- _Task description_:
Send back all the data below, exactly as given.

- _Recorded data_:
..........

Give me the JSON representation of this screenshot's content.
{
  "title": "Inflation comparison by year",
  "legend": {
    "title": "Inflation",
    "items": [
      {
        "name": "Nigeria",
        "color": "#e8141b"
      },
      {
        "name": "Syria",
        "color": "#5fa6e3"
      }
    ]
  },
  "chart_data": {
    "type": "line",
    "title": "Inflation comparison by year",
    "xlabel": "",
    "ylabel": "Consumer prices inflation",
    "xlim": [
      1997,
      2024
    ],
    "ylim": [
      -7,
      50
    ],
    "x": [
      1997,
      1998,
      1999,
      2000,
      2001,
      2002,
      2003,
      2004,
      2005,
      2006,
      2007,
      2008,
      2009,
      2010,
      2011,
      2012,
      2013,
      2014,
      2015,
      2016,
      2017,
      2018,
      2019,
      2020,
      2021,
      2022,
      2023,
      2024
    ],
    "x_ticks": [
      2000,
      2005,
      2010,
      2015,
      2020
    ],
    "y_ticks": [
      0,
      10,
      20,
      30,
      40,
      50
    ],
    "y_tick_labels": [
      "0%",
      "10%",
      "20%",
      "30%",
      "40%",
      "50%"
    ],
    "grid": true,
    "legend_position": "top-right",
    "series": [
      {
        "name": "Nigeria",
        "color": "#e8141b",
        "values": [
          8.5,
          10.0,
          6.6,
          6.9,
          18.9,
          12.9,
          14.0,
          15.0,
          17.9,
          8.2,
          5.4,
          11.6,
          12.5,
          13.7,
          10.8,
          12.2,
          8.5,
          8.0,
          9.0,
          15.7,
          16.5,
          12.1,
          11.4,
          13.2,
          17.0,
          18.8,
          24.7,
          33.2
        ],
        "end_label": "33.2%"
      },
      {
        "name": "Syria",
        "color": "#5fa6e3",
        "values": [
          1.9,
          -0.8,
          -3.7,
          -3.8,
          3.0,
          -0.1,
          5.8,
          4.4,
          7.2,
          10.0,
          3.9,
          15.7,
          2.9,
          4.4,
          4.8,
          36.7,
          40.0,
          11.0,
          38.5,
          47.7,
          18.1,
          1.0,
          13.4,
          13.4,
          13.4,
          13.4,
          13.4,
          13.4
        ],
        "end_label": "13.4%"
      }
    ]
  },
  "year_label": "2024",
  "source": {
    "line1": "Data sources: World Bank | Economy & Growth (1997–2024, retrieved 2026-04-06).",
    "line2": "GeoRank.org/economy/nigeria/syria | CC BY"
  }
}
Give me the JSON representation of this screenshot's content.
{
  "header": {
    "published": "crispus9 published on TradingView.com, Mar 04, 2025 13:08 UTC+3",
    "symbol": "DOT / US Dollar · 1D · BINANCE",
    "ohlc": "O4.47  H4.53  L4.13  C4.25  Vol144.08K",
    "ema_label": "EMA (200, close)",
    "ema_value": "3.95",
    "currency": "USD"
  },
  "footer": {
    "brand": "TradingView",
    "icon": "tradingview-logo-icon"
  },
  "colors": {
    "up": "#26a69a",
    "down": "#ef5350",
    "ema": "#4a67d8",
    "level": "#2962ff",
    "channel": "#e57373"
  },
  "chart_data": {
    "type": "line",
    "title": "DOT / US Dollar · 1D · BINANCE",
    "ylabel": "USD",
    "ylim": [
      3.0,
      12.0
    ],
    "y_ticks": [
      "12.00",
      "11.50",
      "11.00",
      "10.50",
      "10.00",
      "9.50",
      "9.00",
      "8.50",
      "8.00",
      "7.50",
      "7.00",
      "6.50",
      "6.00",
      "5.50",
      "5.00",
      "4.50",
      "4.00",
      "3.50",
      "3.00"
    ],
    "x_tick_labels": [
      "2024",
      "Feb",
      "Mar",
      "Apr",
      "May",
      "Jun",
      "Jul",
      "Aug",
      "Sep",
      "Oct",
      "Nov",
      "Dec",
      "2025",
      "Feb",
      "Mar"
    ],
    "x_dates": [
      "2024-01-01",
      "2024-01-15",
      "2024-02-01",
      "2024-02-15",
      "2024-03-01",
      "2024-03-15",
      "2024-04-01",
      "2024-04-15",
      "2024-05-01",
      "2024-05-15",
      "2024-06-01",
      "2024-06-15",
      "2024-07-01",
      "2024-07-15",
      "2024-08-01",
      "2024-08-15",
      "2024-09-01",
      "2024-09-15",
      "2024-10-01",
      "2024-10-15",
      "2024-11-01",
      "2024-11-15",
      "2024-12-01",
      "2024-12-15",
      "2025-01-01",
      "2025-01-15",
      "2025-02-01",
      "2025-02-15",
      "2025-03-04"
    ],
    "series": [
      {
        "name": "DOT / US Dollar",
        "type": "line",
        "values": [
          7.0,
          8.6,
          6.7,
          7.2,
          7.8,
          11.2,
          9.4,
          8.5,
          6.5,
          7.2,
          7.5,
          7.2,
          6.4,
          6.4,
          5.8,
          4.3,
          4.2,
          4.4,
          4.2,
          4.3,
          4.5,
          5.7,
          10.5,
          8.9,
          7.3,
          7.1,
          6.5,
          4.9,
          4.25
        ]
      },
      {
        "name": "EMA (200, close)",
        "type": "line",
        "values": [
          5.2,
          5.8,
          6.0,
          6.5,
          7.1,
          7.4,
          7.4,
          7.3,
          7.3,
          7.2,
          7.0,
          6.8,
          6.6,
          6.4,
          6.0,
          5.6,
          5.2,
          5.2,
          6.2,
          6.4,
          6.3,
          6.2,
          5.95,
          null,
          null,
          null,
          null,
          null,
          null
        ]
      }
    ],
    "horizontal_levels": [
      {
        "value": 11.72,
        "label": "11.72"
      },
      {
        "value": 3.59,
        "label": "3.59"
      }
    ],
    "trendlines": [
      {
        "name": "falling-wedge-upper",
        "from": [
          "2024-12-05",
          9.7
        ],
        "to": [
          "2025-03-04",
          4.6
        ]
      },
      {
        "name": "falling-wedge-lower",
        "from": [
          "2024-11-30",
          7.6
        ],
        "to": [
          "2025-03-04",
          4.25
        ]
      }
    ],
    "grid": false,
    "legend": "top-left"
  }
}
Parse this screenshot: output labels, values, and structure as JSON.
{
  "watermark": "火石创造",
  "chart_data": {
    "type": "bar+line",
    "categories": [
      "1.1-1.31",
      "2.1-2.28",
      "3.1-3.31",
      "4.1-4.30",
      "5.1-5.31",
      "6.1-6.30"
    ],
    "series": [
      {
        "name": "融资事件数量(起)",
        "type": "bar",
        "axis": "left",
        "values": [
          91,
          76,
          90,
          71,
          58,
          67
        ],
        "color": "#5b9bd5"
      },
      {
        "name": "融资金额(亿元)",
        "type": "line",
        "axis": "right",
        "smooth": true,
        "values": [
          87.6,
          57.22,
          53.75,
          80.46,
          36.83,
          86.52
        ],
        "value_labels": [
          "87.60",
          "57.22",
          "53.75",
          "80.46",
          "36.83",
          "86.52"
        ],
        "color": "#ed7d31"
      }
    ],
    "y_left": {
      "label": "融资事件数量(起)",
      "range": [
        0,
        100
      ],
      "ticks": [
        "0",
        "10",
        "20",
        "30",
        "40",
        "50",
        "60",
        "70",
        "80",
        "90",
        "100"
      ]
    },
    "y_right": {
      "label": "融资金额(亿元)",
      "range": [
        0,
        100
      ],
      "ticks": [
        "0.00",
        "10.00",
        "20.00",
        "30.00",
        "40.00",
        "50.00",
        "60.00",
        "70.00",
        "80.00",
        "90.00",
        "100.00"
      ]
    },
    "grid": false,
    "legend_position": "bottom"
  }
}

..........

- _Response to this exercise_:
Give me the JSON representation of this screenshot's content.
{
  "title": "Inflation comparison by year",
  "legend": {
    "title": "Inflation",
    "items": [
      {
        "name": "Nigeria",
        "color": "#e8141b"
      },
      {
        "name": "Syria",
        "color": "#5fa6e3"
      }
    ]
  },
  "chart_data": {
    "type": "line",
    "title": "Inflation comparison by year",
    "xlabel": "",
    "ylabel": "Consumer prices inflation",
    "xlim": [
      1997,
      2024
    ],
    "ylim": [
      -7,
      50
    ],
    "x": [
      1997,
      1998,
      1999,
      2000,
      2001,
      2002,
      2003,
      2004,
      2005,
      2006,
      2007,
      2008,
      2009,
      2010,
      2011,
      2012,
      2013,
      2014,
      2015,
      2016,
      2017,
      2018,
      2019,
      2020,
      2021,
      2022,
      2023,
      2024
    ],
    "x_ticks": [
      2000,
      2005,
      2010,
      2015,
      2020
    ],
    "y_ticks": [
      0,
      10,
      20,
      30,
      40,
      50
    ],
    "y_tick_labels": [
      "0%",
      "10%",
      "20%",
      "30%",
      "40%",
      "50%"
    ],
    "grid": true,
    "legend_position": "top-right",
    "series": [
      {
        "name": "Nigeria",
        "color": "#e8141b",
        "values": [
          8.5,
          10.0,
          6.6,
          6.9,
          18.9,
          12.9,
          14.0,
          15.0,
          17.9,
          8.2,
          5.4,
          11.6,
          12.5,
          13.7,
          10.8,
          12.2,
          8.5,
          8.0,
          9.0,
          15.7,
          16.5,
          12.1,
          11.4,
          13.2,
          17.0,
          18.8,
          24.7,
          33.2
        ],
        "end_label": "33.2%"
      },
      {
        "name": "Syria",
        "color": "#5fa6e3",
        "values": [
          1.9,
          -0.8,
          -3.7,
          -3.8,
          3.0,
          -0.1,
          5.8,
          4.4,
          7.2,
          10.0,
          3.9,
          15.7,
          2.9,
          4.4,
          4.8,
          36.7,
          40.0,
          11.0,
          38.5,
          47.7,
          18.1,
          1.0,
          13.4,
          13.4,
          13.4,
          13.4,
          13.4,
          13.4
        ],
        "end_label": "13.4%"
      }
    ]
  },
  "year_label": "2024",
  "source": {
    "line1": "Data sources: World Bank | Economy & Growth (1997–2024, retrieved 2026-04-06).",
    "line2": "GeoRank.org/economy/nigeria/syria | CC BY"
  }
}
Give me the JSON representation of this screenshot's content.
{
  "header": {
    "published": "crispus9 published on TradingView.com, Mar 04, 2025 13:08 UTC+3",
    "symbol": "DOT / US Dollar · 1D · BINANCE",
    "ohlc": "O4.47  H4.53  L4.13  C4.25  Vol144.08K",
    "ema_label": "EMA (200, close)",
    "ema_value": "3.95",
    "currency": "USD"
  },
  "footer": {
    "brand": "TradingView",
    "icon": "tradingview-logo-icon"
  },
  "colors": {
    "up": "#26a69a",
    "down": "#ef5350",
    "ema": "#4a67d8",
    "level": "#2962ff",
    "channel": "#e57373"
  },
  "chart_data": {
    "type": "line",
    "title": "DOT / US Dollar · 1D · BINANCE",
    "ylabel": "USD",
    "ylim": [
      3.0,
      12.0
    ],
    "y_ticks": [
      "12.00",
      "11.50",
      "11.00",
      "10.50",
      "10.00",
      "9.50",
      "9.00",
      "8.50",
      "8.00",
      "7.50",
      "7.00",
      "6.50",
      "6.00",
      "5.50",
      "5.00",
      "4.50",
      "4.00",
      "3.50",
      "3.00"
    ],
    "x_tick_labels": [
      "2024",
      "Feb",
      "Mar",
      "Apr",
      "May",
      "Jun",
      "Jul",
      "Aug",
      "Sep",
      "Oct",
      "Nov",
      "Dec",
      "2025",
      "Feb",
      "Mar"
    ],
    "x_dates": [
      "2024-01-01",
      "2024-01-15",
      "2024-02-01",
      "2024-02-15",
      "2024-03-01",
      "2024-03-15",
      "2024-04-01",
      "2024-04-15",
      "2024-05-01",
      "2024-05-15",
      "2024-06-01",
      "2024-06-15",
      "2024-07-01",
      "2024-07-15",
      "2024-08-01",
      "2024-08-15",
      "2024-09-01",
      "2024-09-15",
      "2024-10-01",
      "2024-10-15",
      "2024-11-01",
      "2024-11-15",
      "2024-12-01",
      "2024-12-15",
      "2025-01-01",
      "2025-01-15",
      "2025-02-01",
      "2025-02-15",
      "2025-03-04"
    ],
    "series": [
      {
        "name": "DOT / US Dollar",
        "type": "line",
        "values": [
          7.0,
          8.6,
          6.7,
          7.2,
          7.8,
          11.2,
          9.4,
          8.5,
          6.5,
          7.2,
          7.5,
          7.2,
          6.4,
          6.4,
          5.8,
          4.3,
          4.2,
          4.4,
          4.2,
          4.3,
          4.5,
          5.7,
          10.5,
          8.9,
          7.3,
          7.1,
          6.5,
          4.9,
          4.25
        ]
      },
      {
        "name": "EMA (200, close)",
        "type": "line",
        "values": [
          5.2,
          5.8,
          6.0,
          6.5,
          7.1,
          7.4,
          7.4,
          7.3,
          7.3,
          7.2,
          7.0,
          6.8,
          6.6,
          6.4,
          6.0,
          5.6,
          5.2,
          5.2,
          6.2,
          6.4,
          6.3,
          6.2,
          5.95,
          null,
          null,
          null,
          null,
          null,
          null
        ]
      }
    ],
    "horizontal_levels": [
      {
        "value": 11.72,
        "label": "11.72"
      },
      {
        "value": 3.59,
        "label": "3.59"
      }
    ],
    "trendlines": [
      {
        "name": "falling-wedge-upper",
        "from": [
          "2024-12-05",
          9.7
        ],
        "to": [
          "2025-03-04",
          4.6
        ]
      },
      {
        "name": "falling-wedge-lower",
        "from": [
          "2024-11-30",
          7.6
        ],
        "to": [
          "2025-03-04",
          4.25
        ]
      }
    ],
    "grid": false,
    "legend": "top-left"
  }
}
Parse this screenshot: output labels, values, and structure as JSON.
{
  "watermark": "火石创造",
  "chart_data": {
    "type": "bar+line",
    "categories": [
      "1.1-1.31",
      "2.1-2.28",
      "3.1-3.31",
      "4.1-4.30",
      "5.1-5.31",
      "6.1-6.30"
    ],
    "series": [
      {
        "name": "融资事件数量(起)",
        "type": "bar",
        "axis": "left",
        "values": [
          91,
          76,
          90,
          71,
          58,
          67
        ],
        "color": "#5b9bd5"
      },
      {
        "name": "融资金额(亿元)",
        "type": "line",
        "axis": "right",
        "smooth": true,
        "values": [
          87.6,
          57.22,
          53.75,
          80.46,
          36.83,
          86.52
        ],
        "value_labels": [
          "87.60",
          "57.22",
          "53.75",
          "80.46",
          "36.83",
          "86.52"
        ],
        "color": "#ed7d31"
      }
    ],
    "y_left": {
      "label": "融资事件数量(起)",
      "range": [
        0,
        100
      ],
      "ticks": [
        "0",
        "10",
        "20",
        "30",
        "40",
        "50",
        "60",
        "70",
        "80",
        "90",
        "100"
      ]
    },
    "y_right": {
      "label": "融资金额(亿元)",
      "range": [
        0,
        100
      ],
      "ticks": [
        "0.00",
        "10.00",
        "20.00",
        "30.00",
        "40.00",
        "50.00",
        "60.00",
        "70.00",
        "80.00",
        "90.00",
        "100.00"
      ]
    },
    "grid": false,
    "legend_position": "bottom"
  }
}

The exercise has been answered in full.